Dataset records:
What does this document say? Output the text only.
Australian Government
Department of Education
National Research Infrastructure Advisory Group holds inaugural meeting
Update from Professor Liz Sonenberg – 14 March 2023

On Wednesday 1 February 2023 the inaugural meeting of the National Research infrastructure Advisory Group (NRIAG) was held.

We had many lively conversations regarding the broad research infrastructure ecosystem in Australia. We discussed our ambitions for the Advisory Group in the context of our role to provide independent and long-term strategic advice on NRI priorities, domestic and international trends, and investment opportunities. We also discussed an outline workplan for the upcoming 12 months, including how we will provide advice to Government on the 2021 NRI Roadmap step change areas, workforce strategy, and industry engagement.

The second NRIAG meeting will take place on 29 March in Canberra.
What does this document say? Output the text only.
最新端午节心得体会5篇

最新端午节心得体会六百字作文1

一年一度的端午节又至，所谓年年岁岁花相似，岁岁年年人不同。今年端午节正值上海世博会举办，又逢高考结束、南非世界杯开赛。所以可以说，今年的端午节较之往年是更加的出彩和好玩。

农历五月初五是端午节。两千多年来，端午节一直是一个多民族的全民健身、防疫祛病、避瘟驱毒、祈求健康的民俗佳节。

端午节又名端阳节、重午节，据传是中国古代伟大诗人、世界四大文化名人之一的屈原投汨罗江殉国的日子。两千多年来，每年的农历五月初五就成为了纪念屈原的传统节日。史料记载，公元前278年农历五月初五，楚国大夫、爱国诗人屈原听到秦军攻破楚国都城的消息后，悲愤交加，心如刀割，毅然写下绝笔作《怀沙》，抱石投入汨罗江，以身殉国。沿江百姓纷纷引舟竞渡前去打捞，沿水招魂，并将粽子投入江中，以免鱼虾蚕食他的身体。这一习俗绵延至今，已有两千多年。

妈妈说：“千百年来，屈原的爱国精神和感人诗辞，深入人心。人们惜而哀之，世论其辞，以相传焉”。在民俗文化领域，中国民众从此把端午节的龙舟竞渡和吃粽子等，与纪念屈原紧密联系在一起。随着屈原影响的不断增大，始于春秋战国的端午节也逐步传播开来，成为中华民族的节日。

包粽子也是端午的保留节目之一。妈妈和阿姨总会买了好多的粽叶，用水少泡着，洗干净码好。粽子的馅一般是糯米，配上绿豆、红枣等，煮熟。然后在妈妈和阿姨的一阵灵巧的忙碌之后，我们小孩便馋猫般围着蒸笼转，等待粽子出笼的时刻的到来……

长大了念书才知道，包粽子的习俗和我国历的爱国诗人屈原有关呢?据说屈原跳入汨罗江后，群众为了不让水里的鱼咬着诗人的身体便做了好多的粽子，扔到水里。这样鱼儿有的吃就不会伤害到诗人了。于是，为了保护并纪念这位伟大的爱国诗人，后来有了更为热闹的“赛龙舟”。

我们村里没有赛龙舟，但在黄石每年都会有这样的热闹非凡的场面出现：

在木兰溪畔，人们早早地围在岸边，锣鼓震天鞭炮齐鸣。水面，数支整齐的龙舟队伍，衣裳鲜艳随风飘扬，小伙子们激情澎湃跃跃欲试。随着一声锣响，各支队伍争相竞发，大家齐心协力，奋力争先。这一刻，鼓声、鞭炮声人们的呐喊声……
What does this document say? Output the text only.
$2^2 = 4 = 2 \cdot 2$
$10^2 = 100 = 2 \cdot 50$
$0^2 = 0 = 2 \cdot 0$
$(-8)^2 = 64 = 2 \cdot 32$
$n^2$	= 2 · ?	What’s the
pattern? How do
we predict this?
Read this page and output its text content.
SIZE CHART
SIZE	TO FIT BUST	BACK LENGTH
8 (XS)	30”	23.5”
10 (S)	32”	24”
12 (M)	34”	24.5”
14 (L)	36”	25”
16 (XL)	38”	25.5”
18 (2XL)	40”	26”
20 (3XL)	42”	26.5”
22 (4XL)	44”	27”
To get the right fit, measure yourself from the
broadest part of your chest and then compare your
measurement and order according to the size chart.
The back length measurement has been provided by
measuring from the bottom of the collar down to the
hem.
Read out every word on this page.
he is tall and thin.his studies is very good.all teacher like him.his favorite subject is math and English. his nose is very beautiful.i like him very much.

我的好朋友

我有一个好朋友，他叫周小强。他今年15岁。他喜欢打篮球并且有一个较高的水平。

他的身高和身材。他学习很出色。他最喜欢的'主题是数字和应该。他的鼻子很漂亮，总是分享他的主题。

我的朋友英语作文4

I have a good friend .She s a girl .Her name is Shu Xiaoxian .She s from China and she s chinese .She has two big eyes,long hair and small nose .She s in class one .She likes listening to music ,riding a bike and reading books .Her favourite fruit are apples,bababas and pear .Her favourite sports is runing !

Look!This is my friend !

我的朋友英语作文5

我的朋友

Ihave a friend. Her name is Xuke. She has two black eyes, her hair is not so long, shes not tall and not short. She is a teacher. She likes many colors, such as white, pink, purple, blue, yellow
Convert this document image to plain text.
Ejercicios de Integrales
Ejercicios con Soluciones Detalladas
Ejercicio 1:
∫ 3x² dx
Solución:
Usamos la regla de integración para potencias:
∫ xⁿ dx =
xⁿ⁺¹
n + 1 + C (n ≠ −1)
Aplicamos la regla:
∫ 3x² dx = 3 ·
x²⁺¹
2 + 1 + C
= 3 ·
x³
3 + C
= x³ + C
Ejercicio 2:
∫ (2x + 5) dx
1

### Your objective:
Set every line of the listing down word for word.

### Reply to the exercise:
What does this document say? Output the text only.
Australian Government
Department of Education
National Research Infrastructure Advisory Group holds inaugural meeting
Update from Professor Liz Sonenberg – 14 March 2023

On Wednesday 1 February 2023 the inaugural meeting of the National Research infrastructure Advisory Group (NRIAG) was held.

We had many lively conversations regarding the broad research infrastructure ecosystem in Australia. We discussed our ambitions for the Advisory Group in the context of our role to provide independent and long-term strategic advice on NRI priorities, domestic and international trends, and investment opportunities. We also discussed an outline workplan for the upcoming 12 months, including how we will provide advice to Government on the 2021 NRI Roadmap step change areas, workforce strategy, and industry engagement.

The second NRIAG meeting will take place on 29 March in Canberra.
What does this document say? Output the text only.
最新端午节心得体会5篇

最新端午节心得体会六百字作文1

一年一度的端午节又至，所谓年年岁岁花相似，岁岁年年人不同。今年端午节正值上海世博会举办，又逢高考结束、南非世界杯开赛。所以可以说，今年的端午节较之往年是更加的出彩和好玩。

农历五月初五是端午节。两千多年来，端午节一直是一个多民族的全民健身、防疫祛病、避瘟驱毒、祈求健康的民俗佳节。

端午节又名端阳节、重午节，据传是中国古代伟大诗人、世界四大文化名人之一的屈原投汨罗江殉国的日子。两千多年来，每年的农历五月初五就成为了纪念屈原的传统节日。史料记载，公元前278年农历五月初五，楚国大夫、爱国诗人屈原听到秦军攻破楚国都城的消息后，悲愤交加，心如刀割，毅然写下绝笔作《怀沙》，抱石投入汨罗江，以身殉国。沿江百姓纷纷引舟竞渡前去打捞，沿水招魂，并将粽子投入江中，以免鱼虾蚕食他的身体。这一习俗绵延至今，已有两千多年。

妈妈说：“千百年来，屈原的爱国精神和感人诗辞，深入人心。人们惜而哀之，世论其辞，以相传焉”。在民俗文化领域，中国民众从此把端午节的龙舟竞渡和吃粽子等，与纪念屈原紧密联系在一起。随着屈原影响的不断增大，始于春秋战国的端午节也逐步传播开来，成为中华民族的节日。

包粽子也是端午的保留节目之一。妈妈和阿姨总会买了好多的粽叶，用水少泡着，洗干净码好。粽子的馅一般是糯米，配上绿豆、红枣等，煮熟。然后在妈妈和阿姨的一阵灵巧的忙碌之后，我们小孩便馋猫般围着蒸笼转，等待粽子出笼的时刻的到来……

长大了念书才知道，包粽子的习俗和我国历的爱国诗人屈原有关呢?据说屈原跳入汨罗江后，群众为了不让水里的鱼咬着诗人的身体便做了好多的粽子，扔到水里。这样鱼儿有的吃就不会伤害到诗人了。于是，为了保护并纪念这位伟大的爱国诗人，后来有了更为热闹的“赛龙舟”。

我们村里没有赛龙舟，但在黄石每年都会有这样的热闹非凡的场面出现：

在木兰溪畔，人们早早地围在岸边，锣鼓震天鞭炮齐鸣。水面，数支整齐的龙舟队伍，衣裳鲜艳随风飘扬，小伙子们激情澎湃跃跃欲试。随着一声锣响，各支队伍争相竞发，大家齐心协力，奋力争先。这一刻，鼓声、鞭炮声人们的呐喊声……
What does this document say? Output the text only.
$2^2 = 4 = 2 \cdot 2$
$10^2 = 100 = 2 \cdot 50$
$0^2 = 0 = 2 \cdot 0$
$(-8)^2 = 64 = 2 \cdot 32$
$n^2$	= 2 · ?	What’s the
pattern? How do
we predict this?
Read this page and output its text content.
SIZE CHART
SIZE	TO FIT BUST	BACK LENGTH
8 (XS)	30”	23.5”
10 (S)	32”	24”
12 (M)	34”	24.5”
14 (L)	36”	25”
16 (XL)	38”	25.5”
18 (2XL)	40”	26”
20 (3XL)	42”	26.5”
22 (4XL)	44”	27”
To get the right fit, measure yourself from the
broadest part of your chest and then compare your
measurement and order according to the size chart.
The back length measurement has been provided by
measuring from the bottom of the collar down to the
hem.
Read out every word on this page.
he is tall and thin.his studies is very good.all teacher like him.his favorite subject is math and English. his nose is very beautiful.i like him very much.

我的好朋友

我有一个好朋友，他叫周小强。他今年15岁。他喜欢打篮球并且有一个较高的水平。

他的身高和身材。他学习很出色。他最喜欢的'主题是数字和应该。他的鼻子很漂亮，总是分享他的主题。

我的朋友英语作文4

I have a good friend .She s a girl .Her name is Shu Xiaoxian .She s from China and she s chinese .She has two big eyes,long hair and small nose .She s in class one .She likes listening to music ,riding a bike and reading books .Her favourite fruit are apples,bababas and pear .Her favourite sports is runing !

Look!This is my friend !

我的朋友英语作文5

我的朋友

Ihave a friend. Her name is Xuke. She has two black eyes, her hair is not so long, shes not tall and not short. She is a teacher. She likes many colors, such as white, pink, purple, blue, yellow
Convert this document image to plain text.
Ejercicios de Integrales
Ejercicios con Soluciones Detalladas
Ejercicio 1:
∫ 3x² dx
Solución:
Usamos la regla de integración para potencias:
∫ xⁿ dx =
xⁿ⁺¹
n + 1 + C (n ≠ −1)
Aplicamos la regla:
∫ 3x² dx = 3 ·
x²⁺¹
2 + 1 + C
= 3 ·
x³
3 + C
= x³ + C
Ejercicio 2:
∫ (2x + 5) dx
1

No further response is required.